REQUIREMENTS: Set down each entry exactly as given; pictures should not appear in the copy.

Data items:
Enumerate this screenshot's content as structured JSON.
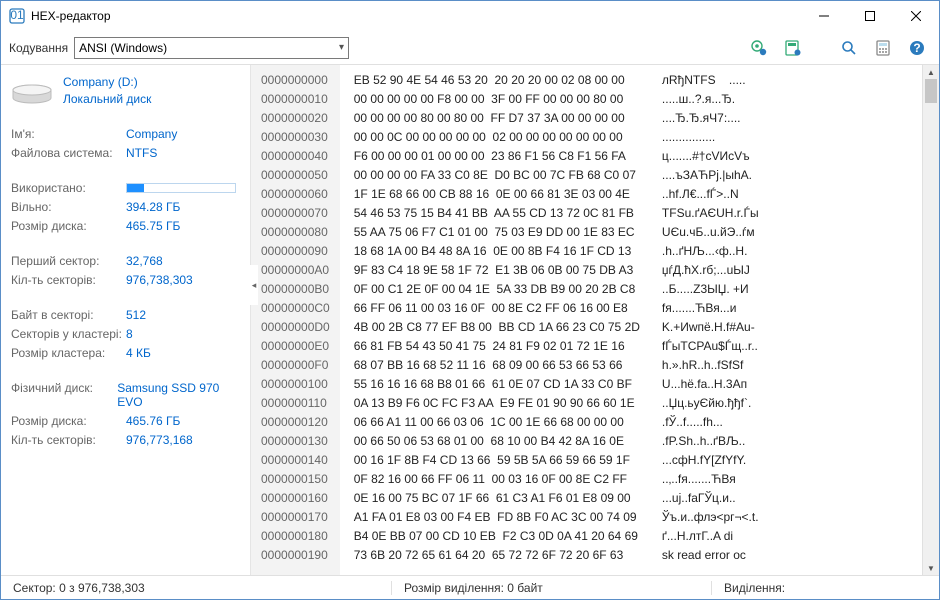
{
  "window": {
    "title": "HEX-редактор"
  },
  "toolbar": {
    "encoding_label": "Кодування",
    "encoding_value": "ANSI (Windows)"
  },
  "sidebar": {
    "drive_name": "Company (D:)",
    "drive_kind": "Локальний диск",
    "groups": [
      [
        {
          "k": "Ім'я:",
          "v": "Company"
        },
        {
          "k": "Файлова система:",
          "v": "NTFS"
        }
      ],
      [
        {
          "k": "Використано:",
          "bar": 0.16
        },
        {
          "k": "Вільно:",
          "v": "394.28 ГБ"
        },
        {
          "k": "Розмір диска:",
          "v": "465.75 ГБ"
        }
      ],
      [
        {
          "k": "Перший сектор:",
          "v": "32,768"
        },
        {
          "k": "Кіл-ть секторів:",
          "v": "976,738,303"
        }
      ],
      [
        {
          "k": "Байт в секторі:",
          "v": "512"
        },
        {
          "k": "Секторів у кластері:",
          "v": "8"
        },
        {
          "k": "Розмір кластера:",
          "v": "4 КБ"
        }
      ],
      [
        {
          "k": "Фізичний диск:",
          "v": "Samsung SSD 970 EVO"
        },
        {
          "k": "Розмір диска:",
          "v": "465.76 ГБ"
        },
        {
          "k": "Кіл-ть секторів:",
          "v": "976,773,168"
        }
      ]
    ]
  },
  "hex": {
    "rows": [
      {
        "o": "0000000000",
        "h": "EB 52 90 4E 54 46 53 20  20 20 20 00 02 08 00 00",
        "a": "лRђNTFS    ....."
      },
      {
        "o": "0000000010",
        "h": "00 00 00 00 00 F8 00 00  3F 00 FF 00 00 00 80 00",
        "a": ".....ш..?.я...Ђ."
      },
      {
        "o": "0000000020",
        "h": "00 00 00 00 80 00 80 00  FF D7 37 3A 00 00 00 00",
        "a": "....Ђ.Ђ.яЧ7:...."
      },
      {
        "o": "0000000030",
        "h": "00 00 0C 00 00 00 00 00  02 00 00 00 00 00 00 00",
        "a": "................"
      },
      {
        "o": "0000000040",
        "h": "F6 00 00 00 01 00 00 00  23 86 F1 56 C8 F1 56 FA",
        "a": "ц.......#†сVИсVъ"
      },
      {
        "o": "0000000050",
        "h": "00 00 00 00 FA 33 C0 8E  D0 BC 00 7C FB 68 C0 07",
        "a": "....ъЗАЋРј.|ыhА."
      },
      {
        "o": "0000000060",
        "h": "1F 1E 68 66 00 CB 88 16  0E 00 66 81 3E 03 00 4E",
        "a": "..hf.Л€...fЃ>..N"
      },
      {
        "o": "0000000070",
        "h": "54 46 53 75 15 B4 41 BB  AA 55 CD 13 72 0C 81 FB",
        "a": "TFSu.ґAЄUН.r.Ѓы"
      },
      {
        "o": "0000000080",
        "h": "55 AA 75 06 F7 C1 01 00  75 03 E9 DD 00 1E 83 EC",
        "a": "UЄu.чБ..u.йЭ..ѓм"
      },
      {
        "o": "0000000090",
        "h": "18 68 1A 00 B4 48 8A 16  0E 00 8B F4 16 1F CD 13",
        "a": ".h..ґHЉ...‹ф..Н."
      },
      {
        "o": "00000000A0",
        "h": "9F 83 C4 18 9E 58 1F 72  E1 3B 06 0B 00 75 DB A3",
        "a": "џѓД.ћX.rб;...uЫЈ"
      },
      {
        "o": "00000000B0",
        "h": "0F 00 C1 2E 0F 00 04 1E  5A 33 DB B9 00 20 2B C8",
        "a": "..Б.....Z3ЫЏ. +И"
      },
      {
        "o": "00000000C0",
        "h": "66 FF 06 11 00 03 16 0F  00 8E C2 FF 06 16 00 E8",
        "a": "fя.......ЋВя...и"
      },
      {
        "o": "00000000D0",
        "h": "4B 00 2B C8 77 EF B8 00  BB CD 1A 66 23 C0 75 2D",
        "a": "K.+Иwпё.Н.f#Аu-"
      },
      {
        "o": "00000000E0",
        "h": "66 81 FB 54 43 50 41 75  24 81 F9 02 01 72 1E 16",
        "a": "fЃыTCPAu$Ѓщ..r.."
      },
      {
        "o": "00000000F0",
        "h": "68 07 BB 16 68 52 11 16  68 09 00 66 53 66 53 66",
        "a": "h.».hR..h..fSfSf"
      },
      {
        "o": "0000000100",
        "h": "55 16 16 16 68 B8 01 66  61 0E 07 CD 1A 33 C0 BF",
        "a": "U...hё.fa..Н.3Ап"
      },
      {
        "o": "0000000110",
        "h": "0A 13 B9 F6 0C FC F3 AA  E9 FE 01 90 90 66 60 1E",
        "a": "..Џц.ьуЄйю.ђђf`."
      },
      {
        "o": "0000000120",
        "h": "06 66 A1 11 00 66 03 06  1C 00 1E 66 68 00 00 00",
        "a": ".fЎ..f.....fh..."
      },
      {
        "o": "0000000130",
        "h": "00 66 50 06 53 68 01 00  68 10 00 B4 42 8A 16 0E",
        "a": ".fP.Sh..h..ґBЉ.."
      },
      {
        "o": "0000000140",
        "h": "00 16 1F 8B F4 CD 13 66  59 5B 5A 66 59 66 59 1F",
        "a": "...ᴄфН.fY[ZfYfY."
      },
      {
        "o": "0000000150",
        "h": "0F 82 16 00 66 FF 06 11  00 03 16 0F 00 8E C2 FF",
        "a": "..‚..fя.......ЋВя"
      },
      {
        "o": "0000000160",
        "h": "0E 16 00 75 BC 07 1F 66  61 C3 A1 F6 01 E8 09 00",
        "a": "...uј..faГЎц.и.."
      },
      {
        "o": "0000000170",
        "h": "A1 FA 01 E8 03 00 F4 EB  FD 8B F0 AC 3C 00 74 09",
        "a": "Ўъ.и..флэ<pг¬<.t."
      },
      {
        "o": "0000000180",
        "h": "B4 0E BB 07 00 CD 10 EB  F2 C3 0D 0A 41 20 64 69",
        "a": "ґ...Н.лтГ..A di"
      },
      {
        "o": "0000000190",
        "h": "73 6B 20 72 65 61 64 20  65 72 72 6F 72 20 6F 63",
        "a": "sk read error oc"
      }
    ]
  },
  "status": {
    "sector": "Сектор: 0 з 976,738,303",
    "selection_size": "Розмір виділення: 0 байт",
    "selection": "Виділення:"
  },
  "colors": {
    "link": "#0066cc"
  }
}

ANSWER TO THE PROBLEM:
Enumerate this screenshot's content as structured JSON.
{
  "window": {
    "title": "HEX-редактор"
  },
  "toolbar": {
    "encoding_label": "Кодування",
    "encoding_value": "ANSI (Windows)"
  },
  "sidebar": {
    "drive_name": "Company (D:)",
    "drive_kind": "Локальний диск",
    "groups": [
      [
        {
          "k": "Ім'я:",
          "v": "Company"
        },
        {
          "k": "Файлова система:",
          "v": "NTFS"
        }
      ],
      [
        {
          "k": "Використано:",
          "bar": 0.16
        },
        {
          "k": "Вільно:",
          "v": "394.28 ГБ"
        },
        {
          "k": "Розмір диска:",
          "v": "465.75 ГБ"
        }
      ],
      [
        {
          "k": "Перший сектор:",
          "v": "32,768"
        },
        {
          "k": "Кіл-ть секторів:",
          "v": "976,738,303"
        }
      ],
      [
        {
          "k": "Байт в секторі:",
          "v": "512"
        },
        {
          "k": "Секторів у кластері:",
          "v": "8"
        },
        {
          "k": "Розмір кластера:",
          "v": "4 КБ"
        }
      ],
      [
        {
          "k": "Фізичний диск:",
          "v": "Samsung SSD 970 EVO"
        },
        {
          "k": "Розмір диска:",
          "v": "465.76 ГБ"
        },
        {
          "k": "Кіл-ть секторів:",
          "v": "976,773,168"
        }
      ]
    ]
  },
  "hex": {
    "rows": [
      {
        "o": "0000000000",
        "h": "EB 52 90 4E 54 46 53 20  20 20 20 00 02 08 00 00",
        "a": "лRђNTFS    ....."
      },
      {
        "o": "0000000010",
        "h": "00 00 00 00 00 F8 00 00  3F 00 FF 00 00 00 80 00",
        "a": ".....ш..?.я...Ђ."
      },
      {
        "o": "0000000020",
        "h": "00 00 00 00 80 00 80 00  FF D7 37 3A 00 00 00 00",
        "a": "....Ђ.Ђ.яЧ7:...."
      },
      {
        "o": "0000000030",
        "h": "00 00 0C 00 00 00 00 00  02 00 00 00 00 00 00 00",
        "a": "................"
      },
      {
        "o": "0000000040",
        "h": "F6 00 00 00 01 00 00 00  23 86 F1 56 C8 F1 56 FA",
        "a": "ц.......#†сVИсVъ"
      },
      {
        "o": "0000000050",
        "h": "00 00 00 00 FA 33 C0 8E  D0 BC 00 7C FB 68 C0 07",
        "a": "....ъЗАЋРј.|ыhА."
      },
      {
        "o": "0000000060",
        "h": "1F 1E 68 66 00 CB 88 16  0E 00 66 81 3E 03 00 4E",
        "a": "..hf.Л€...fЃ>..N"
      },
      {
        "o": "0000000070",
        "h": "54 46 53 75 15 B4 41 BB  AA 55 CD 13 72 0C 81 FB",
        "a": "TFSu.ґAЄUН.r.Ѓы"
      },
      {
        "o": "0000000080",
        "h": "55 AA 75 06 F7 C1 01 00  75 03 E9 DD 00 1E 83 EC",
        "a": "UЄu.чБ..u.йЭ..ѓм"
      },
      {
        "o": "0000000090",
        "h": "18 68 1A 00 B4 48 8A 16  0E 00 8B F4 16 1F CD 13",
        "a": ".h..ґHЉ...‹ф..Н."
      },
      {
        "o": "00000000A0",
        "h": "9F 83 C4 18 9E 58 1F 72  E1 3B 06 0B 00 75 DB A3",
        "a": "џѓД.ћX.rб;...uЫЈ"
      },
      {
        "o": "00000000B0",
        "h": "0F 00 C1 2E 0F 00 04 1E  5A 33 DB B9 00 20 2B C8",
        "a": "..Б.....Z3ЫЏ. +И"
      },
      {
        "o": "00000000C0",
        "h": "66 FF 06 11 00 03 16 0F  00 8E C2 FF 06 16 00 E8",
        "a": "fя.......ЋВя...и"
      },
      {
        "o": "00000000D0",
        "h": "4B 00 2B C8 77 EF B8 00  BB CD 1A 66 23 C0 75 2D",
        "a": "K.+Иwпё.Н.f#Аu-"
      },
      {
        "o": "00000000E0",
        "h": "66 81 FB 54 43 50 41 75  24 81 F9 02 01 72 1E 16",
        "a": "fЃыTCPAu$Ѓщ..r.."
      },
      {
        "o": "00000000F0",
        "h": "68 07 BB 16 68 52 11 16  68 09 00 66 53 66 53 66",
        "a": "h.».hR..h..fSfSf"
      },
      {
        "o": "0000000100",
        "h": "55 16 16 16 68 B8 01 66  61 0E 07 CD 1A 33 C0 BF",
        "a": "U...hё.fa..Н.3Ап"
      },
      {
        "o": "0000000110",
        "h": "0A 13 B9 F6 0C FC F3 AA  E9 FE 01 90 90 66 60 1E",
        "a": "..Џц.ьуЄйю.ђђf`."
      },
      {
        "o": "0000000120",
        "h": "06 66 A1 11 00 66 03 06  1C 00 1E 66 68 00 00 00",
        "a": ".fЎ..f.....fh..."
      },
      {
        "o": "0000000130",
        "h": "00 66 50 06 53 68 01 00  68 10 00 B4 42 8A 16 0E",
        "a": ".fP.Sh..h..ґBЉ.."
      },
      {
        "o": "0000000140",
        "h": "00 16 1F 8B F4 CD 13 66  59 5B 5A 66 59 66 59 1F",
        "a": "...ᴄфН.fY[ZfYfY."
      },
      {
        "o": "0000000150",
        "h": "0F 82 16 00 66 FF 06 11  00 03 16 0F 00 8E C2 FF",
        "a": "..‚..fя.......ЋВя"
      },
      {
        "o": "0000000160",
        "h": "0E 16 00 75 BC 07 1F 66  61 C3 A1 F6 01 E8 09 00",
        "a": "...uј..faГЎц.и.."
      },
      {
        "o": "0000000170",
        "h": "A1 FA 01 E8 03 00 F4 EB  FD 8B F0 AC 3C 00 74 09",
        "a": "Ўъ.и..флэ<pг¬<.t."
      },
      {
        "o": "0000000180",
        "h": "B4 0E BB 07 00 CD 10 EB  F2 C3 0D 0A 41 20 64 69",
        "a": "ґ...Н.лтГ..A di"
      },
      {
        "o": "0000000190",
        "h": "73 6B 20 72 65 61 64 20  65 72 72 6F 72 20 6F 63",
        "a": "sk read error oc"
      }
    ]
  },
  "status": {
    "sector": "Сектор: 0 з 976,738,303",
    "selection_size": "Розмір виділення: 0 байт",
    "selection": "Виділення:"
  },
  "colors": {
    "link": "#0066cc"
  }
}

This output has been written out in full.